What is required >> Return only the count of lines in which the word "Endd" appears.

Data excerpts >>
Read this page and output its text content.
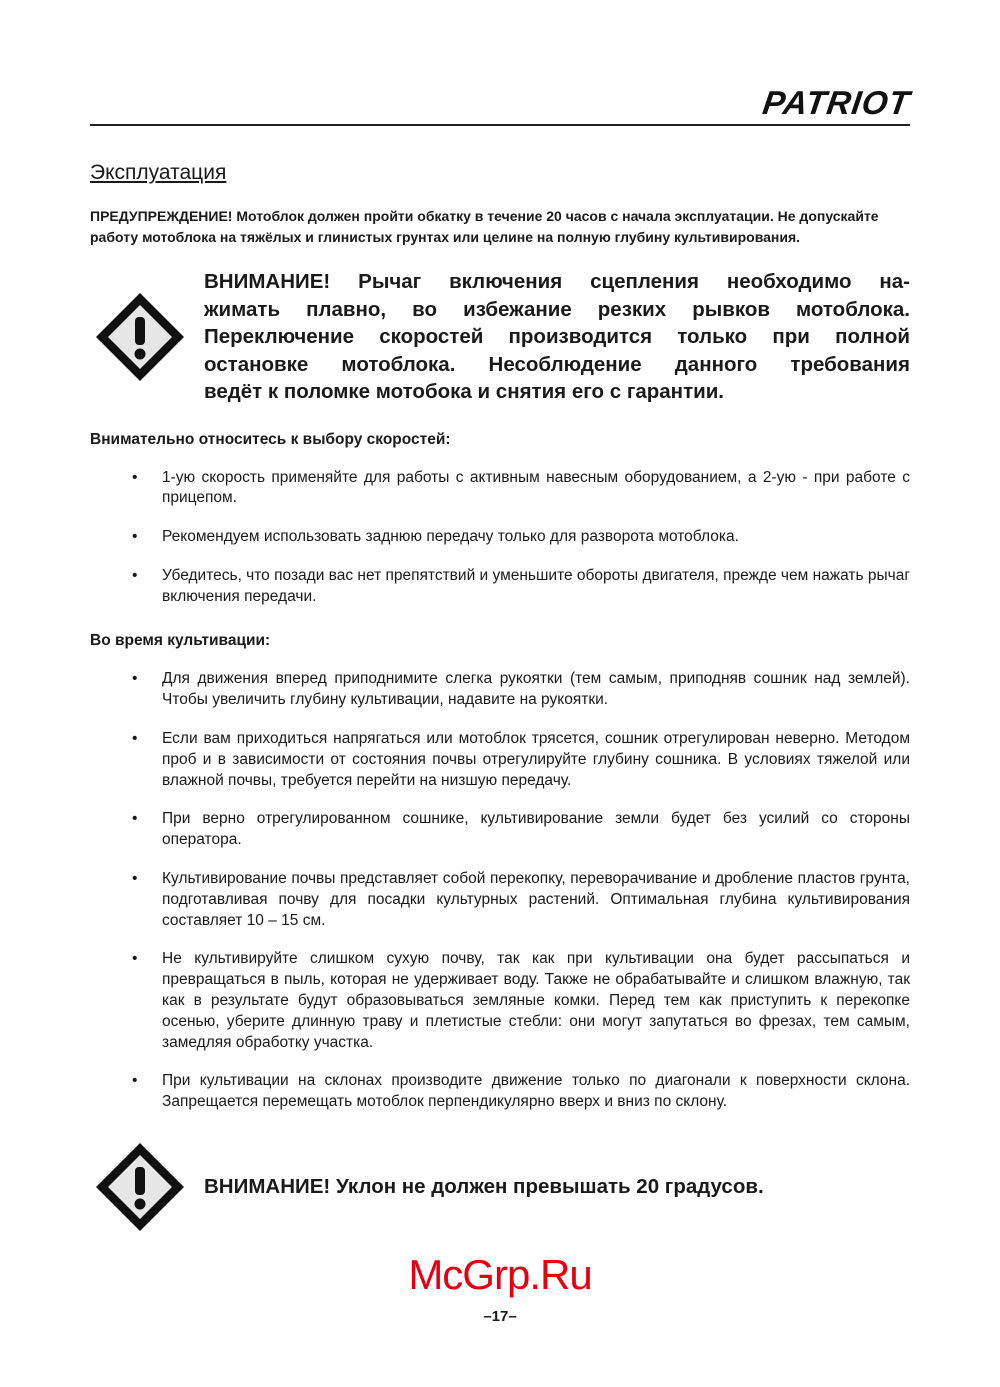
PATRIOT
Эксплуатация
ПРЕДУПРЕЖДЕНИЕ! Мотоблок должен пройти обкатку в течение 20 часов с начала эксплуатации. Не допускайте работу мотоблока на тяжёлых и глинистых грунтах или целине на полную глубину культивирования.
ВНИМАНИЕ! Рычаг включения сцепления необходимо на-
жимать плавно, во избежание резких рывков мотоблока.
Переключение скоростей производится только при полной
остановке мотоблока. Несоблюдение данного требования
ведёт к поломке мотобока и снятия его с гарантии.
Внимательно относитесь к выбору скоростей:
• 1-ую скорость применяйте для работы с активным навесным оборудованием, а 2-ую - при работе с прицепом.
• Рекомендуем использовать заднюю передачу только для разворота мотоблока.
• Убедитесь, что позади вас нет препятствий и уменьшите обороты двигателя, прежде чем нажать рычаг включения передачи.
Во время культивации:
• Для движения вперед приподнимите слегка рукоятки (тем самым, приподняв сошник над землей). Чтобы увеличить глубину культивации, надавите на рукоятки.
• Если вам приходиться напрягаться или мотоблок трясется, сошник отрегулирован неверно. Методом проб и в зависимости от состояния почвы отрегулируйте глубину сошника. В условиях тяжелой или влажной почвы, требуется перейти на низшую передачу.
• При верно отрегулированном сошнике, культивирование земли будет без усилий со стороны оператора.
• Культивирование почвы представляет собой перекопку, переворачивание и дробление пластов грунта, подготавливая почву для посадки культурных растений. Оптимальная глубина культивирования составляет 10 – 15 см.
• Не культивируйте слишком сухую почву, так как при культивации она будет рассыпаться и превращаться в пыль, которая не удерживает воду. Также не обрабатывайте и слишком влажную, так как в результате будут образовываться земляные комки. Перед тем как приступить к перекопке осенью, уберите длинную траву и плетистые стебли: они могут запутаться во фрезах, тем самым, замедляя обработку участка.
• При культивации на склонах производите движение только по диагонали к поверхности склона. Запрещается перемещать мотоблок перпендикулярно вверх и вниз по склону.
ВНИМАНИЕ! Уклон не должен превышать 20 градусов.
McGrp.Ru
–17–
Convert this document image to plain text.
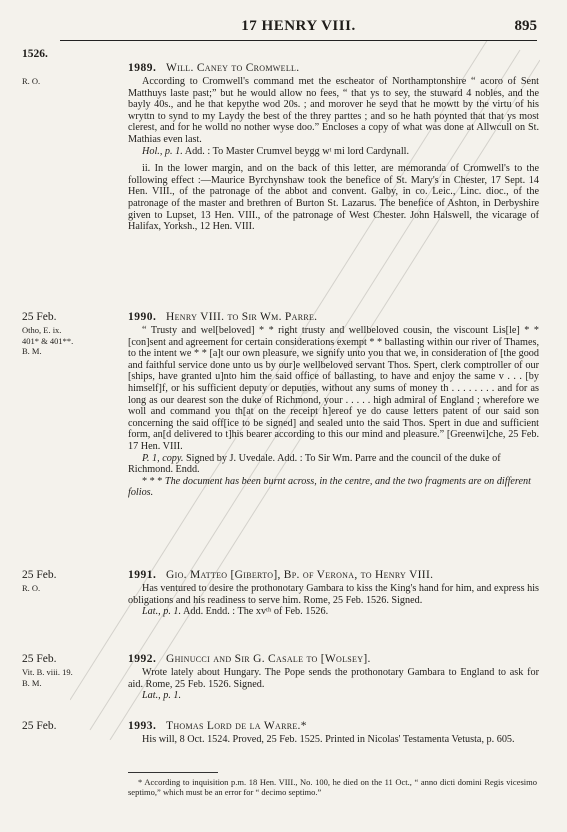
17 HENRY VIII.	895
1526.
1989. Will. Caney to Cromwell.
R. O.	According to Cromwell's command met the escheator of Northamptonshire “ acoro of Sent Matthuys laste past;” but he would allow no fees, “ that ys to sey, the stuward 4 nobles, and the bayly 40s., and he that kepythe wod 20s. ; and morover he seyd that he mowtt by the virtu of his wryttn to synd to my Laydy the best of the threy parttes ; and so he hath poynted that that ys most clerest, and for he wolld no nother wyse doo.” Encloses a copy of what was done at Allwcull on St. Mathias even last.
Hol., p. 1. Add. : To Master Crumvel beygg wᵗ mi lord Cardynall.
ii. In the lower margin, and on the back of this letter, are memoranda of Cromwell's to the following effect :—Maurice Byrchynshaw took the benefice of St. Mary's in Chester, 17 Sept. 14 Hen. VIII., of the patronage of the abbot and convent. Galby, in co. Leic., Linc. dioc., of the patronage of the master and brethren of Burton St. Lazarus. The benefice of Ashton, in Derbyshire given to Lupset, 13 Hen. VIII., of the patronage of West Chester. John Halswell, the vicarage of Halifax, Yorksh., 12 Hen. VIII.
25 Feb.	1990. Henry VIII. to Sir Wm. Parre.
Otho, E. ix.
401* & 401**.
B. M.
“ Trusty and wel[beloved] * * right trusty and wellbeloved cousin, the viscount Lis[le] * * [con]sent and agreement for certain considerations exempt * * ballasting within our river of Thames, to the intent we * * [a]t our own pleasure, we signify unto you that we, in consideration of [the good and faithful service done unto us by our]e wellbeloved servant Thos. Spert, clerk comptroller of our [ships, have granted u]nto him the said office of ballasting, to have and enjoy the same v . . . [by himself]f, or his sufficient deputy or deputies, without any sums of money th . . . . . . . . and for as long as our dearest son the duke of Richmond, your . . . . . high admiral of England ; wherefore we woll and command you th[at on the receipt h]ereof ye do cause letters patent of our said son concerning the said off[ice to be signed] and sealed unto the said Thos. Spert in due and sufficient form, an[d delivered to t]his bearer according to this our mind and pleasure.” [Greenwi]che, 25 Feb. 17 Hen. VIII.
P. 1, copy. Signed by J. Uvedale. Add. : To Sir Wm. Parre and the council of the duke of Richmond. Endd.
* * * The document has been burnt across, in the centre, and the two fragments are on different folios.
25 Feb.	1991. Gio. Matteo [Giberto], Bp. of Verona, to Henry VIII.
R. O.	Has ventured to desire the prothonotary Gambara to kiss the King's hand for him, and express his obligations and his readiness to serve him. Rome, 25 Feb. 1526. Signed.
Lat., p. 1. Add. Endd. : The xvᵗʰ of Feb. 1526.
25 Feb.	1992. Ghinucci and Sir G. Casale to [Wolsey].
Vit. B. viii. 19.
B. M.
Wrote lately about Hungary. The Pope sends the prothonotary Gambara to England to ask for aid. Rome, 25 Feb. 1526. Signed.
Lat., p. 1.
25 Feb.	1993. Thomas Lord de la Warre.*
His will, 8 Oct. 1524. Proved, 25 Feb. 1525. Printed in Nicolas' Testamenta Vetusta, p. 605.
* According to inquisition p.m. 18 Hen. VIII., No. 100, he died on the 11 Oct., “ anno dicti domini Regis vicesimo septimo,” which must be an error for “ decimo septimo.”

Result of the exercise >> 2